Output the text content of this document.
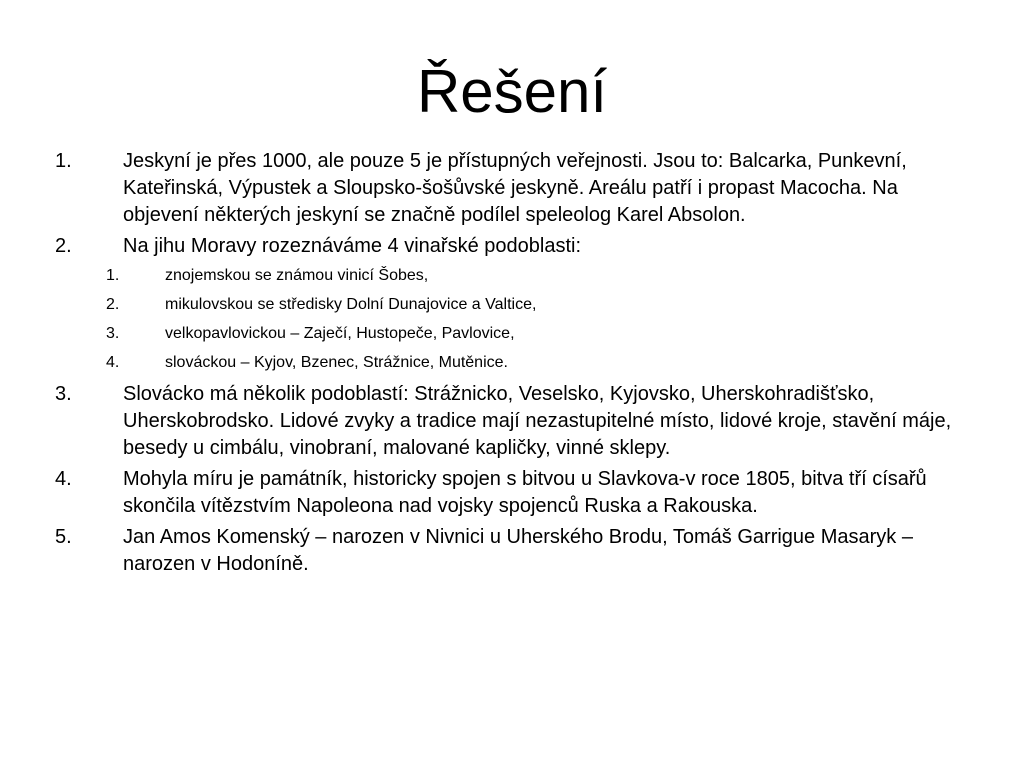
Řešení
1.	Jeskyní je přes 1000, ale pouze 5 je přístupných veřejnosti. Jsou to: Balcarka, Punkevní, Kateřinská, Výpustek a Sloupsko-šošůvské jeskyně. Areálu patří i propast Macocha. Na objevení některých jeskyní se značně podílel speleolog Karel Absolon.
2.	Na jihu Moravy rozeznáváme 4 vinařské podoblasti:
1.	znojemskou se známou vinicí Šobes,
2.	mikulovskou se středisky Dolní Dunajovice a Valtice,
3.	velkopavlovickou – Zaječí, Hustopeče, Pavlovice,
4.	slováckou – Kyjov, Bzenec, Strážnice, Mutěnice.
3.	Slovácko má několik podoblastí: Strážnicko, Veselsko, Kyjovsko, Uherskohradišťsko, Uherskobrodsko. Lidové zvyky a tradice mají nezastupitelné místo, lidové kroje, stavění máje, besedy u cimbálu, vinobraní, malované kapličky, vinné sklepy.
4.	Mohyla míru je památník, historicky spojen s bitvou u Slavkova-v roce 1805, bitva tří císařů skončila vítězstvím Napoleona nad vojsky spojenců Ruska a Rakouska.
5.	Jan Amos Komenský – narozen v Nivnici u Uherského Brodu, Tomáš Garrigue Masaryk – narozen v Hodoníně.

• • • • • • •

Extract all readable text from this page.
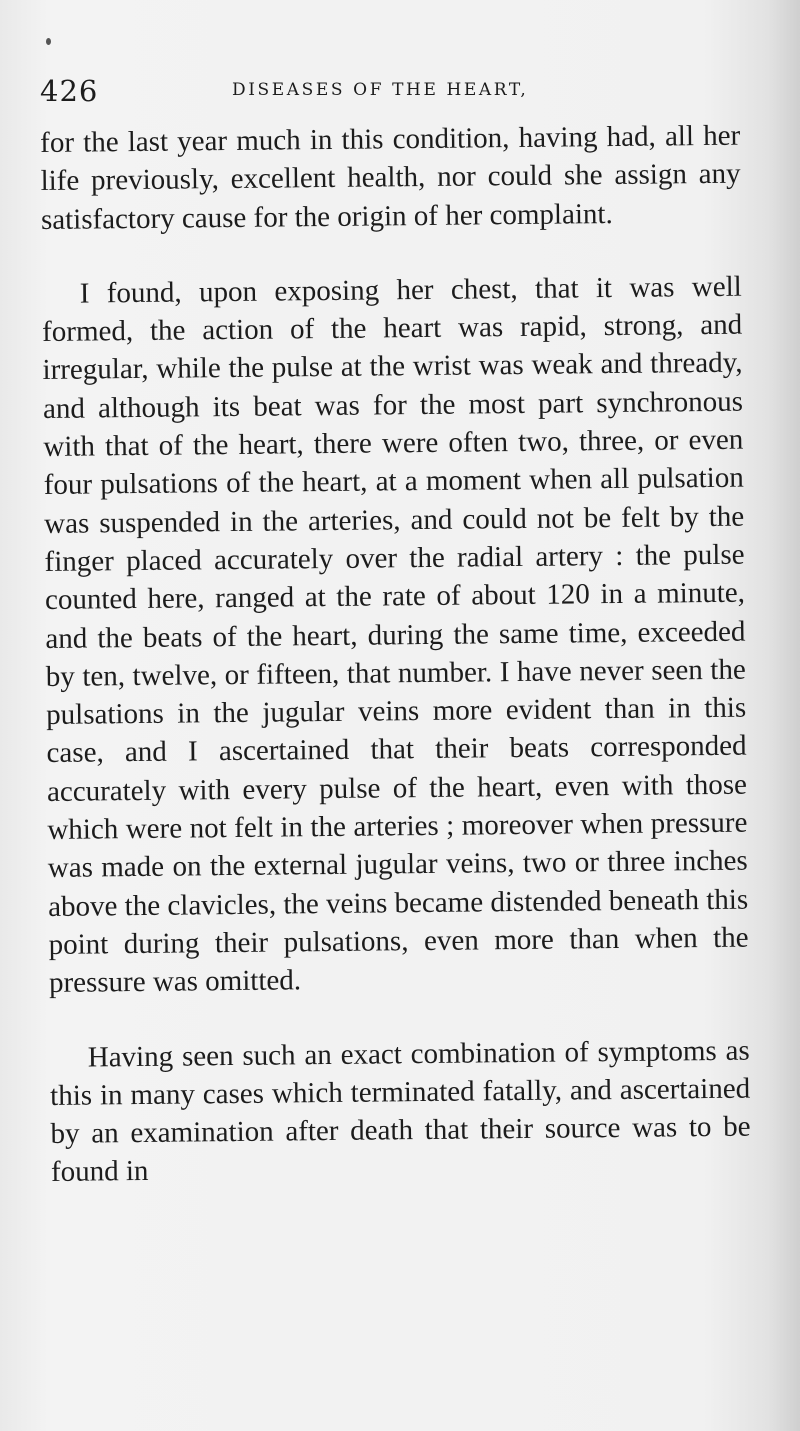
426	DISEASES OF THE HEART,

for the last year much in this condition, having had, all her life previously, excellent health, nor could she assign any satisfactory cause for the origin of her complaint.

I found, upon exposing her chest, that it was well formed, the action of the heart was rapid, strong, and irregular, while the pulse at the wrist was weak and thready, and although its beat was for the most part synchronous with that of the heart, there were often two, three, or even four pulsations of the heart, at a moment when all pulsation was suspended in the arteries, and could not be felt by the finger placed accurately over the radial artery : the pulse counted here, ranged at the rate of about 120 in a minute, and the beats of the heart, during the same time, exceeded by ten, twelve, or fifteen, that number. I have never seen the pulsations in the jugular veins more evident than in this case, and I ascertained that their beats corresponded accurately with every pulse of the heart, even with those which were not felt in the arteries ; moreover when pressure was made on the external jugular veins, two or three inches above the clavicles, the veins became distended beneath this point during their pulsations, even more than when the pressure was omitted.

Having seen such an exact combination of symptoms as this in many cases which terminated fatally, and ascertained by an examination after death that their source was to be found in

• • • • • • •

*Given exercise*
Go through the records and show every line with the string "this" in it.

*Solution*
Output the text content of this document.
Extract all readable text from this page.
for the last year much in this condition, having had, all her life previously, excellent health, nor could she assign any satisfactory cause for the origin of her complaint.
I found, upon exposing her chest, that it was well formed, the action of the heart was rapid, strong, and irregular, while the pulse at the wrist was weak and thready, and although its beat was for the most part synchronous with that of the heart, there were often two, three, or even four pulsations of the heart, at a moment when all pulsation was suspended in the arteries, and could not be felt by the finger placed accurately over the radial artery : the pulse counted here, ranged at the rate of about 120 in a minute, and the beats of the heart, during the same time, exceeded by ten, twelve, or fifteen, that number. I have never seen the pulsations in the jugular veins more evident than in this case, and I ascertained that their beats corresponded accurately with every pulse of the heart, even with those which were not felt in the arteries ; moreover when pressure was made on the external jugular veins, two or three inches above the clavicles, the veins became distended beneath this point during their pulsations, even more than when the pressure was omitted.
Having seen such an exact combination of symptoms as this in many cases which terminated fatally, and ascertained by an examination after death that their source was to be found in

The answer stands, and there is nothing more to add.